-- BEGIN --

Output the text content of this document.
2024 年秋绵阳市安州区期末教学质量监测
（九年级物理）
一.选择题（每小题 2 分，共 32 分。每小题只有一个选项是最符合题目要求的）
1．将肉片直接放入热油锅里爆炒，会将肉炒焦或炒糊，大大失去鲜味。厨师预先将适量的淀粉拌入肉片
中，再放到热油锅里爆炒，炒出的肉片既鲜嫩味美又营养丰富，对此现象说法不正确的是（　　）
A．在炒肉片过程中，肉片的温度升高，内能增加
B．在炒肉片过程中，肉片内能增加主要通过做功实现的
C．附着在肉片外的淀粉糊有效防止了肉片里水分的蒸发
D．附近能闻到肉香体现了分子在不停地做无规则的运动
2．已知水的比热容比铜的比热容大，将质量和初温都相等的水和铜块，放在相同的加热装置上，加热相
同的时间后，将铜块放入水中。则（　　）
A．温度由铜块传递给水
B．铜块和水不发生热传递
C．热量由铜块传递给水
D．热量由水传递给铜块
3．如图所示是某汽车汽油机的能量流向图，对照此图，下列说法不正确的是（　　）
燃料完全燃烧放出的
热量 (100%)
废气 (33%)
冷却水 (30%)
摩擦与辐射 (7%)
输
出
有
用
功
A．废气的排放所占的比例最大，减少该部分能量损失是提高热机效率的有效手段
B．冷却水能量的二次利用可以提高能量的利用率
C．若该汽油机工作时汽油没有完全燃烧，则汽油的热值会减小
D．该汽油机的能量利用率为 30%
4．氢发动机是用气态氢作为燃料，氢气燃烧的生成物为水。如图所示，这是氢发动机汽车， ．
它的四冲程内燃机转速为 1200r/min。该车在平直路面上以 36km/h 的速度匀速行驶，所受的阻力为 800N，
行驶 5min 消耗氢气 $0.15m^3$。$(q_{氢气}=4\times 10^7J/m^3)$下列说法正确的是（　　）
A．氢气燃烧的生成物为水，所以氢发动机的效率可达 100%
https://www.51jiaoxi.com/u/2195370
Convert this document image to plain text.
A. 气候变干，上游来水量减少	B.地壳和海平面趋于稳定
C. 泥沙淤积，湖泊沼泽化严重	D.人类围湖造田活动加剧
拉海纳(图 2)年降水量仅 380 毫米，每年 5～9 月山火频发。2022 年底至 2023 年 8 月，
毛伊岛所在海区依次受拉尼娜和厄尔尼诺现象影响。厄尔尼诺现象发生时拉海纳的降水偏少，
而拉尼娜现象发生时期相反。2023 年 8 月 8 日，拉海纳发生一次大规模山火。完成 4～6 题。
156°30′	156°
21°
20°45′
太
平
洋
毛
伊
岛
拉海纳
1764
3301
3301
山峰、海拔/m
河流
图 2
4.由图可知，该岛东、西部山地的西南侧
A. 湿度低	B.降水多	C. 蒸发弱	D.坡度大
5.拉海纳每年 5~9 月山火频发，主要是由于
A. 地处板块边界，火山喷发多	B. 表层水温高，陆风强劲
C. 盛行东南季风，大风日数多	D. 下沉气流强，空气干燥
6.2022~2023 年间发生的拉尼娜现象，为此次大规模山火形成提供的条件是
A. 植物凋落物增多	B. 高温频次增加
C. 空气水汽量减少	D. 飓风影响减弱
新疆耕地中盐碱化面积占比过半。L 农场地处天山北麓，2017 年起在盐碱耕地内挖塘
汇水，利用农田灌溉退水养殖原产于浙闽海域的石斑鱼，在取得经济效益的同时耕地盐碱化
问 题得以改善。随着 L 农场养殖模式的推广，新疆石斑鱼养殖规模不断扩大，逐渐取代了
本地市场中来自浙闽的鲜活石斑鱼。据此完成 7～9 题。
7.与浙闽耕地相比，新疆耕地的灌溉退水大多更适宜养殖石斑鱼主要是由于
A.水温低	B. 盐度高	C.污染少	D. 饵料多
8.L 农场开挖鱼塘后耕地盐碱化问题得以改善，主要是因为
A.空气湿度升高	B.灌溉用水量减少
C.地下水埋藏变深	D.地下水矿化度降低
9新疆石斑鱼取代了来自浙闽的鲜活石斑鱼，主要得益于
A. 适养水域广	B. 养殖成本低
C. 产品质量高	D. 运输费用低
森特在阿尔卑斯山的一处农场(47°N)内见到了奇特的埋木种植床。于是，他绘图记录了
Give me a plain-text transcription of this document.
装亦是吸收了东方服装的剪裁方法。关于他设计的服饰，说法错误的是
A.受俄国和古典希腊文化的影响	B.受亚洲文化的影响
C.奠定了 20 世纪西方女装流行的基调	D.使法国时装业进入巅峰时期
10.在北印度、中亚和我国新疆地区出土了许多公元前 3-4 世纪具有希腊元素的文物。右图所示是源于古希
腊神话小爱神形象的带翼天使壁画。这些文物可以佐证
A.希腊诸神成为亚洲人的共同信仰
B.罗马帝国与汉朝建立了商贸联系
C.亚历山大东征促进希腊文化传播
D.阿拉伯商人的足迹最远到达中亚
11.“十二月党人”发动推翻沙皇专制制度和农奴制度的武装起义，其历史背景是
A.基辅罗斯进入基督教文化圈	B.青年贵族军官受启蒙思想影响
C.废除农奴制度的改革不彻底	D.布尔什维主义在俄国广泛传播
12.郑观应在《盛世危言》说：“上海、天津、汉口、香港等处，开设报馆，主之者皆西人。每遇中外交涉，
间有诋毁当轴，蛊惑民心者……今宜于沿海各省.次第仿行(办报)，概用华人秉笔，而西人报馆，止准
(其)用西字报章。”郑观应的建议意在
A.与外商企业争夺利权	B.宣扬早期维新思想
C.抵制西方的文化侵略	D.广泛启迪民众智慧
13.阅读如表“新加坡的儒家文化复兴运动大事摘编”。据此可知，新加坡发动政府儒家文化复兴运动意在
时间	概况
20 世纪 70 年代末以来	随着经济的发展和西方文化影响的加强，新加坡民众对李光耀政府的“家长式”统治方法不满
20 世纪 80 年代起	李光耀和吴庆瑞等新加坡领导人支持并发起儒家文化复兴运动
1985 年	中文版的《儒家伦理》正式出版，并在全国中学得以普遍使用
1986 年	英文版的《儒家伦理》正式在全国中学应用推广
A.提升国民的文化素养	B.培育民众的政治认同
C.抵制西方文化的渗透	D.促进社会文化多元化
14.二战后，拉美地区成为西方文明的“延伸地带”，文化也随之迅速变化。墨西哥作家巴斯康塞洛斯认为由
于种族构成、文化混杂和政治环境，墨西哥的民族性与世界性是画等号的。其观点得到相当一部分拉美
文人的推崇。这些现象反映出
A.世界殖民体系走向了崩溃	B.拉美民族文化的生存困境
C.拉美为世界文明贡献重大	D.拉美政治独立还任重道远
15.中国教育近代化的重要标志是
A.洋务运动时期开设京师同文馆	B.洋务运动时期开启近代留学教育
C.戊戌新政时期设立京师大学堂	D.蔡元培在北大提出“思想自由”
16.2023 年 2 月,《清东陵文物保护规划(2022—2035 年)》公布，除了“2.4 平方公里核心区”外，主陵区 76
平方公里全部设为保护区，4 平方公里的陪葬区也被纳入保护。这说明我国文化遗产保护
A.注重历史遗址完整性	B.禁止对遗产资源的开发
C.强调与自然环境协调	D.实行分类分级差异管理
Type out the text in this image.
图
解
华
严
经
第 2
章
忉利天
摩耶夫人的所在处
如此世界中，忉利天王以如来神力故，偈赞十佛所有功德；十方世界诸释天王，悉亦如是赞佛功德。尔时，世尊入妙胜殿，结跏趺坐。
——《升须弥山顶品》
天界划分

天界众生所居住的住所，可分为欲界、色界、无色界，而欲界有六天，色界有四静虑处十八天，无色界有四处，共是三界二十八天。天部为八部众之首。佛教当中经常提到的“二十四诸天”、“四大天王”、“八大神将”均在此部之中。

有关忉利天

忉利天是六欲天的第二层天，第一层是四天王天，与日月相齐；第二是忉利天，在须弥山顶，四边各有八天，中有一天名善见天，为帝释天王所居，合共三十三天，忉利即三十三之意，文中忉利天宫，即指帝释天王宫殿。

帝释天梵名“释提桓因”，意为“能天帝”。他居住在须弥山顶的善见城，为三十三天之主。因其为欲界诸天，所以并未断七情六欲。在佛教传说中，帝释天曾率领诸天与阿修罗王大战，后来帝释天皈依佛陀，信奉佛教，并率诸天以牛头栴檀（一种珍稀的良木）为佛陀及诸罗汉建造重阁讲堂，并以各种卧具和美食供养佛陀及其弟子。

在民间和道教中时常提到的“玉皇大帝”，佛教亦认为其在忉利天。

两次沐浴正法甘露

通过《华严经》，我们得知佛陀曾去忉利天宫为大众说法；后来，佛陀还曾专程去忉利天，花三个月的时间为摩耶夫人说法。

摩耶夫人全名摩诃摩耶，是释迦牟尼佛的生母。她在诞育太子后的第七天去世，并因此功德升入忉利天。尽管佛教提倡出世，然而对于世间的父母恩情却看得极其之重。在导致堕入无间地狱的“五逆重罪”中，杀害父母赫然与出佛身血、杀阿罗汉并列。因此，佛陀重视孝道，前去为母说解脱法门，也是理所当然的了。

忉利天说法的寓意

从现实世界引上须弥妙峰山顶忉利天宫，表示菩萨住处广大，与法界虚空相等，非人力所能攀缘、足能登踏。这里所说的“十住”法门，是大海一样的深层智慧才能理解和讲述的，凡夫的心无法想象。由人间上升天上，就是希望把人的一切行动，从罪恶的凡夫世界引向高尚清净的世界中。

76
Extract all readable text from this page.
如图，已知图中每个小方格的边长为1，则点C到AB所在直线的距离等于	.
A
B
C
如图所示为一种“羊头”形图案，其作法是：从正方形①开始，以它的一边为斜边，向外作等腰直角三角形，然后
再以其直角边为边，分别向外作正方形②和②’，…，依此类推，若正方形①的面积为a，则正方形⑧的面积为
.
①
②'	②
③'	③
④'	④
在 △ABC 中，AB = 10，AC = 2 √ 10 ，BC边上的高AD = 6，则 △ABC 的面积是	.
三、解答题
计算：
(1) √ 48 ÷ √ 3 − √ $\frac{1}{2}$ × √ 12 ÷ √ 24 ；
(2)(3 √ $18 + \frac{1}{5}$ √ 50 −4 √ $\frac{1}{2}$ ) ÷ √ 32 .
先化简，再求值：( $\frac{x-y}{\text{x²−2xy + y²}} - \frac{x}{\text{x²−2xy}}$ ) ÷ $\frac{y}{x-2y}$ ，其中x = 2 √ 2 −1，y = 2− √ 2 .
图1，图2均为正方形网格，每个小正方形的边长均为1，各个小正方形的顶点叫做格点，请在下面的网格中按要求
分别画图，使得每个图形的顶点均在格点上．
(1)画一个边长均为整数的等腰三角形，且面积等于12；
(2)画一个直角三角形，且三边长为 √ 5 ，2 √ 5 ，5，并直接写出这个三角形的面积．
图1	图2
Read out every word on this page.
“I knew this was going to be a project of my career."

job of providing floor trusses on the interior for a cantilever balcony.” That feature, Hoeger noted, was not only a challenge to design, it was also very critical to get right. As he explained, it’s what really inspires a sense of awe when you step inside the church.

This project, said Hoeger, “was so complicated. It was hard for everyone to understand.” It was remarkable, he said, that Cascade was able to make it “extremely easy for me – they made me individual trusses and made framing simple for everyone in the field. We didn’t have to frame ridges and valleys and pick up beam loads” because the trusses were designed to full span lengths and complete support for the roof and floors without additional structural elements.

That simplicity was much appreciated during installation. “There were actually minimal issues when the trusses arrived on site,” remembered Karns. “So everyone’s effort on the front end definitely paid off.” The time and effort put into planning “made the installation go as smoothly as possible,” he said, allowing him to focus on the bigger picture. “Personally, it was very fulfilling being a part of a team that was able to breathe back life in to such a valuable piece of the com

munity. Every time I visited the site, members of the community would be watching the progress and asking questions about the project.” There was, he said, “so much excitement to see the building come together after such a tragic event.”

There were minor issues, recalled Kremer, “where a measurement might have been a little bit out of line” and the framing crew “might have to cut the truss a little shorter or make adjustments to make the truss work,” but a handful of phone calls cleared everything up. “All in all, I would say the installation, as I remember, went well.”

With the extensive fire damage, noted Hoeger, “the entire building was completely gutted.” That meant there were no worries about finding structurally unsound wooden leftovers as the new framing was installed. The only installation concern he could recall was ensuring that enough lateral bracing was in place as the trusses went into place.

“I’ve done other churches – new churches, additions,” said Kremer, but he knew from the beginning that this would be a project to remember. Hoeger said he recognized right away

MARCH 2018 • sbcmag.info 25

-- END --

▸ **Exercise objective**
Find each line in the records holding the string "Kremer" and show it.

▸ **Answer**
There were minor issues, recalled Kremer, “where a measurement might have been a little bit out of line” and the framing crew “might have to cut the truss a little shorter or make adjustments to make the truss work,” but a handful of phone calls cleared everything up. “All in all, I would say the installation, as I remember, went well.”
“I’ve done other churches – new churches, additions,” said Kremer, but he knew from the beginning that this would be a project to remember. Hoeger said he recognized right away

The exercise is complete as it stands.